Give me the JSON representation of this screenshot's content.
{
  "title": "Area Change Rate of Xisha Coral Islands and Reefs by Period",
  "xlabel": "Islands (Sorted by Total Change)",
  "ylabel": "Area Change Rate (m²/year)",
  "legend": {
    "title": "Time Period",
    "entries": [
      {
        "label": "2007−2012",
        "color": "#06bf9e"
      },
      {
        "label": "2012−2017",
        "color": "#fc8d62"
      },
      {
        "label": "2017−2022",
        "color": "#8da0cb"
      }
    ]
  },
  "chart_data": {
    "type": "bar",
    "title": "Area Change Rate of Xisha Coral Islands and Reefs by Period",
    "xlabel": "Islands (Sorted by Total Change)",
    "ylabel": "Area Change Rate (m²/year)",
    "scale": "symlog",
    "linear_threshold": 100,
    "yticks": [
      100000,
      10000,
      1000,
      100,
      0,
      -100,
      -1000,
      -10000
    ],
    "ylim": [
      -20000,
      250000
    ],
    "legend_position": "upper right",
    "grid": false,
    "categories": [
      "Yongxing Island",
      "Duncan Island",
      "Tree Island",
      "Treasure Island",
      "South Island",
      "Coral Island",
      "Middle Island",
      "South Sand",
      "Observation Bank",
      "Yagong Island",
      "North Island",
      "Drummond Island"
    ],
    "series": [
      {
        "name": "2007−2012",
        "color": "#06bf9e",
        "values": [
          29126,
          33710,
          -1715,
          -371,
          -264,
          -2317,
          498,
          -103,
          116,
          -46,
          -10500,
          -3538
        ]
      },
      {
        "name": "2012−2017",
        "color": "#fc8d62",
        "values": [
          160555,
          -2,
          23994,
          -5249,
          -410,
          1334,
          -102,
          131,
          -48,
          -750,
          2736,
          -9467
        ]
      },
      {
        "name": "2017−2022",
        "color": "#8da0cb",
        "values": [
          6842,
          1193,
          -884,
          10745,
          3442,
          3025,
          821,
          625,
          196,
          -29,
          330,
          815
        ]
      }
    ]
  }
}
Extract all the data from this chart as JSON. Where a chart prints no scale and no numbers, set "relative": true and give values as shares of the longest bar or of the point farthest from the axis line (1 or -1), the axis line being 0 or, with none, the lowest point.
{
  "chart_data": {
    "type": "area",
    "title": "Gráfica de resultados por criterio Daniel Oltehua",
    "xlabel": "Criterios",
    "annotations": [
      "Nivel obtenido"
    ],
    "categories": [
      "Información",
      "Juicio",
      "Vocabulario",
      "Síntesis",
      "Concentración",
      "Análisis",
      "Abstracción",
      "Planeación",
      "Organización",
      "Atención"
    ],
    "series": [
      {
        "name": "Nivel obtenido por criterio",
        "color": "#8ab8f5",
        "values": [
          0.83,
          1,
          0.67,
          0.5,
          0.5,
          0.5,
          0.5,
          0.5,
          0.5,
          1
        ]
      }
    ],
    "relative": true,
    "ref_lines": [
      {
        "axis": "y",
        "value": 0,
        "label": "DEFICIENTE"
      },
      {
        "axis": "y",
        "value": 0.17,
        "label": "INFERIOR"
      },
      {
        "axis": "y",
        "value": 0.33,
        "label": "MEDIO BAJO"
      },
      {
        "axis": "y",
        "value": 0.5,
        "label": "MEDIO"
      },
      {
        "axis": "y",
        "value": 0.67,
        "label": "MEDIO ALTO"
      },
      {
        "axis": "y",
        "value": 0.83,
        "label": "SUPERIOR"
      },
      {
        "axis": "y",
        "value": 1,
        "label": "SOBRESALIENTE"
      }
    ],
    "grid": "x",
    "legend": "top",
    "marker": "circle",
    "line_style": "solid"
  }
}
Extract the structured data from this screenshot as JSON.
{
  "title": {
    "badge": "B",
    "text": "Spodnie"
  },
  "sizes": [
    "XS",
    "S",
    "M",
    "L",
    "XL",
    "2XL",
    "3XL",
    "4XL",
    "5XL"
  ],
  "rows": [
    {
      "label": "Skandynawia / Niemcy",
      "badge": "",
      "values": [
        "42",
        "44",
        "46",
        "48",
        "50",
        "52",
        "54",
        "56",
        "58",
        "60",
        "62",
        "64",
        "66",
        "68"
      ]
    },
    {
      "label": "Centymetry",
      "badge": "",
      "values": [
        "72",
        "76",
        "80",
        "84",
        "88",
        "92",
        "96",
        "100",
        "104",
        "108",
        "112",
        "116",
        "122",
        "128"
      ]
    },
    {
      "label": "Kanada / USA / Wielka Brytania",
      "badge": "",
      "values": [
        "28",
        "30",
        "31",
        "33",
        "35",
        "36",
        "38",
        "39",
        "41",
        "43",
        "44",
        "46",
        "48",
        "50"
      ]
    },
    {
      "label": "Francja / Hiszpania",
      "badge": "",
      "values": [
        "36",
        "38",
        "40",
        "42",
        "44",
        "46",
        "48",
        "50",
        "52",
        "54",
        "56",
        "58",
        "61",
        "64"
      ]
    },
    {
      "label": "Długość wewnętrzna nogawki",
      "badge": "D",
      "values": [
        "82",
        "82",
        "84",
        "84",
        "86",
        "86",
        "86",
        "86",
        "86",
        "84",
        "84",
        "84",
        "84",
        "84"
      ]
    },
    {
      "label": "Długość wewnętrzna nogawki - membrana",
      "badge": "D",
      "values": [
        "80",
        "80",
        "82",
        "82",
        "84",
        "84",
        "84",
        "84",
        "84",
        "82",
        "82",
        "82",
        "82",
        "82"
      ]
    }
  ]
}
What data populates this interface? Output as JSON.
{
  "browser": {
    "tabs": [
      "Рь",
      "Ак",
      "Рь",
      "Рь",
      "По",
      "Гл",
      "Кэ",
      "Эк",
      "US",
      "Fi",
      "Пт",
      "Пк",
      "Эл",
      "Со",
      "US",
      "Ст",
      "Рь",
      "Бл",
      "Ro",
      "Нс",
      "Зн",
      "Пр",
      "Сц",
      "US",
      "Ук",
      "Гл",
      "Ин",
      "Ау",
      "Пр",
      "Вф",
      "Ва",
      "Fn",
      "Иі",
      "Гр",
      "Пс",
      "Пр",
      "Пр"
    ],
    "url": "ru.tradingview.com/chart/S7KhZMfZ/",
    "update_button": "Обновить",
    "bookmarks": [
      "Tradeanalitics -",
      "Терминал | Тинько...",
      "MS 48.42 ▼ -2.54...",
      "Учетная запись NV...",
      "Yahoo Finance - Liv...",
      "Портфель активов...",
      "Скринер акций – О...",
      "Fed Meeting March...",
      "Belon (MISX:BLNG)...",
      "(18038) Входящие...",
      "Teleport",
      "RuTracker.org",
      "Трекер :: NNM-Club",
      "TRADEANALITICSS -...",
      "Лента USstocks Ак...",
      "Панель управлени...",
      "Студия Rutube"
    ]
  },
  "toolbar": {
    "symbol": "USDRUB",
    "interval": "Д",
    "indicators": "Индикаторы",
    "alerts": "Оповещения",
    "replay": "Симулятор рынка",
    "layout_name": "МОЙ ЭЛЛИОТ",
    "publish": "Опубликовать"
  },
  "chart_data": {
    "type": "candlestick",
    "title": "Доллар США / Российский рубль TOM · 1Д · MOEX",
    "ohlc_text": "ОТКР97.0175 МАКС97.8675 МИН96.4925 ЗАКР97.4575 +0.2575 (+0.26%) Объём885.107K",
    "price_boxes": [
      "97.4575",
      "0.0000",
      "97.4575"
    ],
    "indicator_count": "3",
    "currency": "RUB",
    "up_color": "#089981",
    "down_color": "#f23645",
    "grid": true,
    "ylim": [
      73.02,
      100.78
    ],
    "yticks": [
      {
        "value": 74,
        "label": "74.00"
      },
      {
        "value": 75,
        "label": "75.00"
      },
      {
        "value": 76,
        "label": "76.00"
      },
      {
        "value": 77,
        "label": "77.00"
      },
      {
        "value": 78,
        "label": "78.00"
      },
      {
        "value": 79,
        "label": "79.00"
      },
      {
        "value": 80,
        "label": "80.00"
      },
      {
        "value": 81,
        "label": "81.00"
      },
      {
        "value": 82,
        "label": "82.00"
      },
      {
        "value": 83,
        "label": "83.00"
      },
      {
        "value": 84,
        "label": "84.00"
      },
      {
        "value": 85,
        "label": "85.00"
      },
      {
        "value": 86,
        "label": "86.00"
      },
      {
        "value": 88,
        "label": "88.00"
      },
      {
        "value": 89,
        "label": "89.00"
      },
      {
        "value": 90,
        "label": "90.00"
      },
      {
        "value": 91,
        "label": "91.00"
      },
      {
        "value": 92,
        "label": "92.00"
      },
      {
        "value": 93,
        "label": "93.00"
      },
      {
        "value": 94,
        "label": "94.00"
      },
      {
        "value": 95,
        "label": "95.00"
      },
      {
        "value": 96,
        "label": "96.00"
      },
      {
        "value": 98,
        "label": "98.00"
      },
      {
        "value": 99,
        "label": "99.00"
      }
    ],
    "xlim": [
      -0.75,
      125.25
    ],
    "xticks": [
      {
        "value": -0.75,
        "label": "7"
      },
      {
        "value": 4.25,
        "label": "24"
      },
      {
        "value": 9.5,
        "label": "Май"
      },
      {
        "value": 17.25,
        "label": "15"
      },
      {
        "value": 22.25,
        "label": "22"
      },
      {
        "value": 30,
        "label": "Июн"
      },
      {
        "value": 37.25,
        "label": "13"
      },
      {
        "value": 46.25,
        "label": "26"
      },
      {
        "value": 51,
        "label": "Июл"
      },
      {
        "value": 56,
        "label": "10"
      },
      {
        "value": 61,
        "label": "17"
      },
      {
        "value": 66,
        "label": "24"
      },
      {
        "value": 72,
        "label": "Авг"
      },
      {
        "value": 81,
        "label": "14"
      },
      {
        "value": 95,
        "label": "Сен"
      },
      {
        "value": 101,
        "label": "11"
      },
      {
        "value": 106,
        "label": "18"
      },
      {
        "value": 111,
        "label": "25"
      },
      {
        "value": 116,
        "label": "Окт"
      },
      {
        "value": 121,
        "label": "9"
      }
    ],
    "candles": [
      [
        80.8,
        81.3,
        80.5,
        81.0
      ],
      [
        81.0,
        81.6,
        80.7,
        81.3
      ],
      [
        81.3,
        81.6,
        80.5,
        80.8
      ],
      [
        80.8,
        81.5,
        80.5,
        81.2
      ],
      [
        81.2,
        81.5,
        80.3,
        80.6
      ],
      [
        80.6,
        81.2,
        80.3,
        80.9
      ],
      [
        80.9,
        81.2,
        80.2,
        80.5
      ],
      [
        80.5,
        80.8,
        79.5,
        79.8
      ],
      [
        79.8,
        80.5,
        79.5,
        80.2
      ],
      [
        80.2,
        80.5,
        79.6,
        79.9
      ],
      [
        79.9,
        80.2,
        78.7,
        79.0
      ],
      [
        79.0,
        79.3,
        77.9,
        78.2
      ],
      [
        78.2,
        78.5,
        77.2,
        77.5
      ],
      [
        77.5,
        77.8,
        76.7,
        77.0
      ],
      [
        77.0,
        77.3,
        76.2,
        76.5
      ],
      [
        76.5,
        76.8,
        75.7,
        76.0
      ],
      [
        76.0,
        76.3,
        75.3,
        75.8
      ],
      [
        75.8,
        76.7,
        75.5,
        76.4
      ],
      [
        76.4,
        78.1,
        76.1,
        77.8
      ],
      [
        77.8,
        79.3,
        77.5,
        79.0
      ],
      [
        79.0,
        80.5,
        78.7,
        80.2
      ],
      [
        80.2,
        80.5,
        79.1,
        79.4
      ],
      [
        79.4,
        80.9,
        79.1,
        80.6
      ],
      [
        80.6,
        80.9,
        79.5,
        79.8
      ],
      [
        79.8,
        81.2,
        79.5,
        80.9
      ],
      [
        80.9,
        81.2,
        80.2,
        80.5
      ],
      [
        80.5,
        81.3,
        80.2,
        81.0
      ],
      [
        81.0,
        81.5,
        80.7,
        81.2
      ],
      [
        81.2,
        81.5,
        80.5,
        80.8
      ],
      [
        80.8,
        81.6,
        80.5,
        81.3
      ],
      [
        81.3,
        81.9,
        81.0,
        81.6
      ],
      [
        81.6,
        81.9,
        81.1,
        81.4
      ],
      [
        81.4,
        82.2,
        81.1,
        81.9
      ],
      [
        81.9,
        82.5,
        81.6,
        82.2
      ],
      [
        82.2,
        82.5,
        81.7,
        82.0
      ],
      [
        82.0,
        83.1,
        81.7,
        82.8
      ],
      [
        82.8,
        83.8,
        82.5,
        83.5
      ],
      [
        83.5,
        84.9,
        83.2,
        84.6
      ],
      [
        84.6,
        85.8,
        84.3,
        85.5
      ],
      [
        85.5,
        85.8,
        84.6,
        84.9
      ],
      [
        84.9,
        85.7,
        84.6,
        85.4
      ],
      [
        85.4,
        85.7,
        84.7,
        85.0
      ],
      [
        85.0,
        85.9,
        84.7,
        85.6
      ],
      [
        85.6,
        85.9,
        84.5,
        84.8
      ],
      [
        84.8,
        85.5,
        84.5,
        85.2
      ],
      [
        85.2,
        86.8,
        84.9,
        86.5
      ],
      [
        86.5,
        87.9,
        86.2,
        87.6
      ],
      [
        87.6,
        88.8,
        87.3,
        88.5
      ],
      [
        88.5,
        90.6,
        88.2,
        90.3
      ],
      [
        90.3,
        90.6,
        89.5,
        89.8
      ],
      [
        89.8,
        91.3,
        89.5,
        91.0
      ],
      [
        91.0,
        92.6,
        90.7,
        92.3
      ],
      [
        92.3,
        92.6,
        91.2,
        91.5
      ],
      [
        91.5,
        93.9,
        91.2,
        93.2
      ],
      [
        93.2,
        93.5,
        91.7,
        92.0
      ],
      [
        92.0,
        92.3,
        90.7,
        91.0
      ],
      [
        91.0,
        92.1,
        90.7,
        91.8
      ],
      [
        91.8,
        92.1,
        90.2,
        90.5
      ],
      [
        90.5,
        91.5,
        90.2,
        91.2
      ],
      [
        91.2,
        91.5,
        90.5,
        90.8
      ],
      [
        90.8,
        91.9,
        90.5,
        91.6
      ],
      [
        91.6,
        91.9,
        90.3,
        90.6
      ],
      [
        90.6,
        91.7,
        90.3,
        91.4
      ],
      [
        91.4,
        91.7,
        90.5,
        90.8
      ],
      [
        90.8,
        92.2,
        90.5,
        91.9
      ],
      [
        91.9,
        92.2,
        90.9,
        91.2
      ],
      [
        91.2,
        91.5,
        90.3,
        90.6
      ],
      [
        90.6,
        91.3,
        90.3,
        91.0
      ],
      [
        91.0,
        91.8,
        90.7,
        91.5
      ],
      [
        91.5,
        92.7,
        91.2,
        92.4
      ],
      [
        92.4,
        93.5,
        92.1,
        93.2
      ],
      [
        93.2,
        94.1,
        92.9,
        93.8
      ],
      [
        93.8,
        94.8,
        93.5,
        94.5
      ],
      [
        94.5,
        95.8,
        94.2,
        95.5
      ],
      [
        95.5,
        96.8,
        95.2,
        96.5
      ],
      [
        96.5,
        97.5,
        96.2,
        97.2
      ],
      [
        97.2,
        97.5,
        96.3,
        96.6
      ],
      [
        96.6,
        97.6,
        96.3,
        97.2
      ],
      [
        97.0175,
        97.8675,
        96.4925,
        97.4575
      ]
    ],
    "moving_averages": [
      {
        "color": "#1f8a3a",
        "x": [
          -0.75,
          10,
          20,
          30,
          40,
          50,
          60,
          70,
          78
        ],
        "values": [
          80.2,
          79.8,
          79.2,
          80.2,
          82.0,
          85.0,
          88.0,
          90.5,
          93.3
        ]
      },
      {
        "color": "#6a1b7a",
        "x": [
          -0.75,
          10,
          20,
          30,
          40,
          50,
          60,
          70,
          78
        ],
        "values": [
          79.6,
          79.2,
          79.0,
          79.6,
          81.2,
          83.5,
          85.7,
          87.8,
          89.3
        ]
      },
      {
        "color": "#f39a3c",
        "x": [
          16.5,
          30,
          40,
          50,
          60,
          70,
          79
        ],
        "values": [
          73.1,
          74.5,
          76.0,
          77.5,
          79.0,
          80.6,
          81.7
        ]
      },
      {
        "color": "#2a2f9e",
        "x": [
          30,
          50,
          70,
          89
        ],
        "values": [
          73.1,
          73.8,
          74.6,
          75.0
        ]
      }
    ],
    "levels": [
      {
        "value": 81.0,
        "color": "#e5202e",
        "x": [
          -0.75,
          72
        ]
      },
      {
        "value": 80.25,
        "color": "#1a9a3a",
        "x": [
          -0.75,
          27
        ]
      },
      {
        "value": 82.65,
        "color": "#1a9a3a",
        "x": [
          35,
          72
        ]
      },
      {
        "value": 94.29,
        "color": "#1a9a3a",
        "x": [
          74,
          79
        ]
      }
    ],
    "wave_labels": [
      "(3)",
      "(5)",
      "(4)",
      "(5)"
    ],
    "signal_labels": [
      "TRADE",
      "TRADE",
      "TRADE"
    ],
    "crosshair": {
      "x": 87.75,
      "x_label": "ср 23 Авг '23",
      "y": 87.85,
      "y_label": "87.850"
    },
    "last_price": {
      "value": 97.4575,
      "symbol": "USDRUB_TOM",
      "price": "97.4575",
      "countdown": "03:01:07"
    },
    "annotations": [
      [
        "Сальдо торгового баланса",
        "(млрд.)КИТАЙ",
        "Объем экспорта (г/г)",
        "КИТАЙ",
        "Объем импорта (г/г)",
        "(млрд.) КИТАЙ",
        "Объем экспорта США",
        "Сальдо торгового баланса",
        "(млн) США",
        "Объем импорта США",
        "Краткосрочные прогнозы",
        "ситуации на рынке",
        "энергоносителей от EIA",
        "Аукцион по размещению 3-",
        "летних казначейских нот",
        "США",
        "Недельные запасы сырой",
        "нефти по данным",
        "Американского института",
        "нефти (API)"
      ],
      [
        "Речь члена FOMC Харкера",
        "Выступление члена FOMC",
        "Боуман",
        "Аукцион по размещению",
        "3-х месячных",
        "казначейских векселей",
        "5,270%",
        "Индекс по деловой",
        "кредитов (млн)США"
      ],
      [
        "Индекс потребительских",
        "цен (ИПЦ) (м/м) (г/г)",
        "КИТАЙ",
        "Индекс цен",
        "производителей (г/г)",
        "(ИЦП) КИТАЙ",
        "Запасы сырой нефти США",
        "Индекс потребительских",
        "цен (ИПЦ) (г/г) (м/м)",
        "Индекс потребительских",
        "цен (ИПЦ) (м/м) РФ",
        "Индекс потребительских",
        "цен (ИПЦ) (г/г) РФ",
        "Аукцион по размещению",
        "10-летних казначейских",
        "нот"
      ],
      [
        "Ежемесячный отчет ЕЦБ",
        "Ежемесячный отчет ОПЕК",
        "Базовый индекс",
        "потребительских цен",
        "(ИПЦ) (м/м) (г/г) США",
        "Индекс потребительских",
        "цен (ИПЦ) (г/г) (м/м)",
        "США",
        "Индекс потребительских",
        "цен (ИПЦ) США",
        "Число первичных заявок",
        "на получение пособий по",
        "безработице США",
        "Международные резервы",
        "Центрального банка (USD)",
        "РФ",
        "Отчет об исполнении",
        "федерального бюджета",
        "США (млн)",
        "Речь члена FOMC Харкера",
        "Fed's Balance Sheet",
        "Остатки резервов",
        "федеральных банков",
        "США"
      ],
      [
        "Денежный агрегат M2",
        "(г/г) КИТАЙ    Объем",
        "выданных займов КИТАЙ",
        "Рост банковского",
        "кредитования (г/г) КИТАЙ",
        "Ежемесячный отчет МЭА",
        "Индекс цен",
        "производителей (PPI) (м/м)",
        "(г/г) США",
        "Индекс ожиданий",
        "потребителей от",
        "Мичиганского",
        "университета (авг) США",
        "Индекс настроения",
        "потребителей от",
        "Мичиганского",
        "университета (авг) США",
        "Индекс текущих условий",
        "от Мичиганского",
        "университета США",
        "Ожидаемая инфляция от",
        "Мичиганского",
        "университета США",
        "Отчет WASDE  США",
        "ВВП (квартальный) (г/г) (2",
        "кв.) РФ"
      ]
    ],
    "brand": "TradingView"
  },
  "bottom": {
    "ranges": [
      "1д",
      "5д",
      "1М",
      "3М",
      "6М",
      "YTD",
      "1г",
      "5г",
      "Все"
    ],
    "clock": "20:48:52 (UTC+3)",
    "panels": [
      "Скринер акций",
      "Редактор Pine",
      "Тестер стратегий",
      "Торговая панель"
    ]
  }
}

Problem: Report back each line of the entries that holds the string "nogawki".

Solved problem:
      "label": "Długość wewnętrzna nogawki",
      "label": "Długość wewnętrzna nogawki - membrana",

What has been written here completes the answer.